Source records -
────────────────────────────────────────

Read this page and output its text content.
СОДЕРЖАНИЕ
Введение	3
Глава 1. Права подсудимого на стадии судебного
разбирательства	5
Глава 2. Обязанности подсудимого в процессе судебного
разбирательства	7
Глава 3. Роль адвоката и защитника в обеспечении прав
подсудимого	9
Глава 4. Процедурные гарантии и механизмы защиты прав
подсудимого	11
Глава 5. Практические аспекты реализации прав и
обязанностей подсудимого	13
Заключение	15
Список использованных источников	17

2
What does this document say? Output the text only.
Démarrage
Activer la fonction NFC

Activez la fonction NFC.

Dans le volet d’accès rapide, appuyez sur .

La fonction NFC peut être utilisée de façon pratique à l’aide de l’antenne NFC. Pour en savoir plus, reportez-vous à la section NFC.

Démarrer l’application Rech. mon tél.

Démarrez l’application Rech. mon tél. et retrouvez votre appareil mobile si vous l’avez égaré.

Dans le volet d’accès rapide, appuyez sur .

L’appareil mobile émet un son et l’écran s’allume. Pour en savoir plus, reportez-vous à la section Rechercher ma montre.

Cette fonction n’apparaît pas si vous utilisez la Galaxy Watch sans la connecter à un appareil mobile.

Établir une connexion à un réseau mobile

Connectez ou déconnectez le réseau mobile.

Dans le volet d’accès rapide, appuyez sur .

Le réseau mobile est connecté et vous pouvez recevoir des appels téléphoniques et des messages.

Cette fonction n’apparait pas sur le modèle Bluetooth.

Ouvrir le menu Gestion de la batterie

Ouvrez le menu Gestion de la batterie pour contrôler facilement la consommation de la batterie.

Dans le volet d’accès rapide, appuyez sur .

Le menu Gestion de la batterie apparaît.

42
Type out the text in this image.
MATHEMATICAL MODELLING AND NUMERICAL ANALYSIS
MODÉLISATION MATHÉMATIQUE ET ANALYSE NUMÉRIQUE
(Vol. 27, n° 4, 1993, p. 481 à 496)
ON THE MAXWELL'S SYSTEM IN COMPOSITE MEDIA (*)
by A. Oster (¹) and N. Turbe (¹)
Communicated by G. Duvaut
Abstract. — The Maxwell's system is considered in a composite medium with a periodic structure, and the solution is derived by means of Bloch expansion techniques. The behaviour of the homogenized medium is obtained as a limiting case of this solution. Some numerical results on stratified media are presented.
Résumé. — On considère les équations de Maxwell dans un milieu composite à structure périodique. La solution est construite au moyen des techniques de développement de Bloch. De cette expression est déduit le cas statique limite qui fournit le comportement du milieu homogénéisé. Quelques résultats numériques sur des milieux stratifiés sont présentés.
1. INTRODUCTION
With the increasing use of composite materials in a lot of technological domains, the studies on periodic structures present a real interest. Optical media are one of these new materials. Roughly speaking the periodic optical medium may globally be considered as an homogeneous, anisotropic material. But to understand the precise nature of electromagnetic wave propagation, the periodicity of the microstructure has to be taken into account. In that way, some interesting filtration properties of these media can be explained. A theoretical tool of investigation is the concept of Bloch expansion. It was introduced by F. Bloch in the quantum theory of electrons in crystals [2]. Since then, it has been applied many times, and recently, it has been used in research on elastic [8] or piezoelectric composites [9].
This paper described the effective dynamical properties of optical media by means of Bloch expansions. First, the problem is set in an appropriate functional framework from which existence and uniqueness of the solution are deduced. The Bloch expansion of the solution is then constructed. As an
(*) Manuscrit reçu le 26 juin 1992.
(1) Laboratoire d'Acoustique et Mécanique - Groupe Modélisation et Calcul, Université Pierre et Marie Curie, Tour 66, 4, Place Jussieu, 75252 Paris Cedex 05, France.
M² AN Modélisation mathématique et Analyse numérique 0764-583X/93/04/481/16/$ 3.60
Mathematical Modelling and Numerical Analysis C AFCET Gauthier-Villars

────────────────────────────────────────

Provide all the records again, word for word.

Read this page and output its text content.
СОДЕРЖАНИЕ
Введение	3
Глава 1. Права подсудимого на стадии судебного
разбирательства	5
Глава 2. Обязанности подсудимого в процессе судебного
разбирательства	7
Глава 3. Роль адвоката и защитника в обеспечении прав
подсудимого	9
Глава 4. Процедурные гарантии и механизмы защиты прав
подсудимого	11
Глава 5. Практические аспекты реализации прав и
обязанностей подсудимого	13
Заключение	15
Список использованных источников	17

2
What does this document say? Output the text only.
Démarrage
Activer la fonction NFC

Activez la fonction NFC.

Dans le volet d’accès rapide, appuyez sur .

La fonction NFC peut être utilisée de façon pratique à l’aide de l’antenne NFC. Pour en savoir plus, reportez-vous à la section NFC.

Démarrer l’application Rech. mon tél.

Démarrez l’application Rech. mon tél. et retrouvez votre appareil mobile si vous l’avez égaré.

Dans le volet d’accès rapide, appuyez sur .

L’appareil mobile émet un son et l’écran s’allume. Pour en savoir plus, reportez-vous à la section Rechercher ma montre.

Cette fonction n’apparaît pas si vous utilisez la Galaxy Watch sans la connecter à un appareil mobile.

Établir une connexion à un réseau mobile

Connectez ou déconnectez le réseau mobile.

Dans le volet d’accès rapide, appuyez sur .

Le réseau mobile est connecté et vous pouvez recevoir des appels téléphoniques et des messages.

Cette fonction n’apparait pas sur le modèle Bluetooth.

Ouvrir le menu Gestion de la batterie

Ouvrez le menu Gestion de la batterie pour contrôler facilement la consommation de la batterie.

Dans le volet d’accès rapide, appuyez sur .

Le menu Gestion de la batterie apparaît.

42
Type out the text in this image.
MATHEMATICAL MODELLING AND NUMERICAL ANALYSIS
MODÉLISATION MATHÉMATIQUE ET ANALYSE NUMÉRIQUE
(Vol. 27, n° 4, 1993, p. 481 à 496)
ON THE MAXWELL'S SYSTEM IN COMPOSITE MEDIA (*)
by A. Oster (¹) and N. Turbe (¹)
Communicated by G. Duvaut
Abstract. — The Maxwell's system is considered in a composite medium with a periodic structure, and the solution is derived by means of Bloch expansion techniques. The behaviour of the homogenized medium is obtained as a limiting case of this solution. Some numerical results on stratified media are presented.
Résumé. — On considère les équations de Maxwell dans un milieu composite à structure périodique. La solution est construite au moyen des techniques de développement de Bloch. De cette expression est déduit le cas statique limite qui fournit le comportement du milieu homogénéisé. Quelques résultats numériques sur des milieux stratifiés sont présentés.
1. INTRODUCTION
With the increasing use of composite materials in a lot of technological domains, the studies on periodic structures present a real interest. Optical media are one of these new materials. Roughly speaking the periodic optical medium may globally be considered as an homogeneous, anisotropic material. But to understand the precise nature of electromagnetic wave propagation, the periodicity of the microstructure has to be taken into account. In that way, some interesting filtration properties of these media can be explained. A theoretical tool of investigation is the concept of Bloch expansion. It was introduced by F. Bloch in the quantum theory of electrons in crystals [2]. Since then, it has been applied many times, and recently, it has been used in research on elastic [8] or piezoelectric composites [9].
This paper described the effective dynamical properties of optical media by means of Bloch expansions. First, the problem is set in an appropriate functional framework from which existence and uniqueness of the solution are deduced. The Bloch expansion of the solution is then constructed. As an
(*) Manuscrit reçu le 26 juin 1992.
(1) Laboratoire d'Acoustique et Mécanique - Groupe Modélisation et Calcul, Université Pierre et Marie Curie, Tour 66, 4, Place Jussieu, 75252 Paris Cedex 05, France.
M² AN Modélisation mathématique et Analyse numérique 0764-583X/93/04/481/16/$ 3.60
Mathematical Modelling and Numerical Analysis C AFCET Gauthier-Villars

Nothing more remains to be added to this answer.